▶ Problem statement:
Pull out every line below containing the word "https".

▶ Records from a data source:

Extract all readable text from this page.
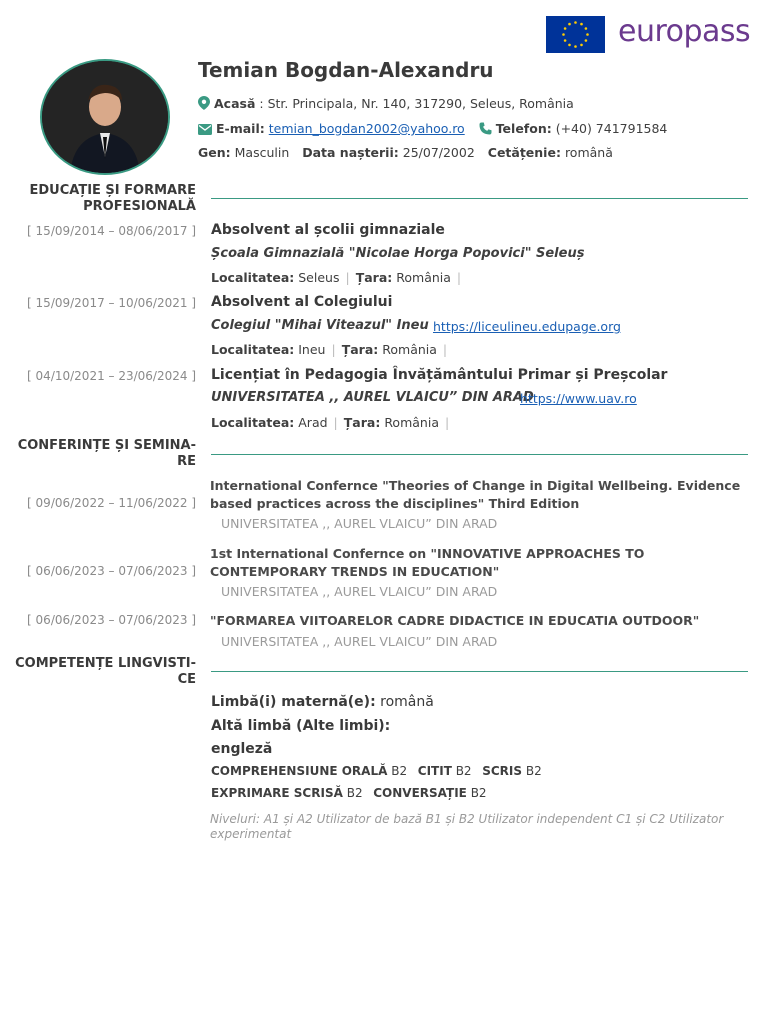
europass
Temian Bogdan-Alexandru
Acasă : Str. Principala, Nr. 140, 317290, Seleus, România
E-mail: temian_bogdan2002@yahoo.ro Telefon: (+40) 741791584
Gen: Masculin Data nașterii: 25/07/2002 Cetățenie: română
EDUCAȚIE ȘI FORMARE
PROFESIONALĂ
[ 15/09/2014 – 08/06/2017 ] Absolvent al școlii gimnaziale
Școala Gimnazială "Nicolae Horga Popovici" Seleuș
Localitatea: Seleus | Țara: România |
[ 15/09/2017 – 10/06/2021 ] Absolvent al Colegiului
Colegiul "Mihai Viteazul" Ineu https://liceulineu.edupage.org
Localitatea: Ineu | Țara: România |
[ 04/10/2021 – 23/06/2024 ] Licențiat în Pedagogia Învățământului Primar și Preșcolar
UNIVERSITATEA ,, AUREL VLAICU” DIN ARAD
https://www.uav.ro
Localitatea: Arad | Țara: România |
CONFERINȚE ȘI SEMINA-
RE
[ 09/06/2022 – 11/06/2022 ]
International Confernce "Theories of Change in Digital Wellbeing. Evidence based practices across the disciplines" Third Edition
UNIVERSITATEA ,, AUREL VLAICU” DIN ARAD
[ 06/06/2023 – 07/06/2023 ]
1st International Confernce on "INNOVATIVE APPROACHES TO CONTEMPORARY TRENDS IN EDUCATION"
UNIVERSITATEA ,, AUREL VLAICU” DIN ARAD
[ 06/06/2023 – 07/06/2023 ] "FORMAREA VIITOARELOR CADRE DIDACTICE IN EDUCATIA OUTDOOR"
UNIVERSITATEA ,, AUREL VLAICU” DIN ARAD
COMPETENȚE LINGVISTI-
CE
Limbă(i) maternă(e): română
Altă limbă (Alte limbi):
engleză
COMPREHENSIUNE ORALĂ B2 CITIT B2 SCRIS B2
EXPRIMARE SCRISĂ B2 CONVERSAȚIE B2
Niveluri: A1 și A2 Utilizator de bază B1 și B2 Utilizator independent C1 și C2 Utilizator experimentat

▶ Exercise solution:
Colegiul "Mihai Viteazul" Ineu https://liceulineu.edupage.org
https://www.uav.ro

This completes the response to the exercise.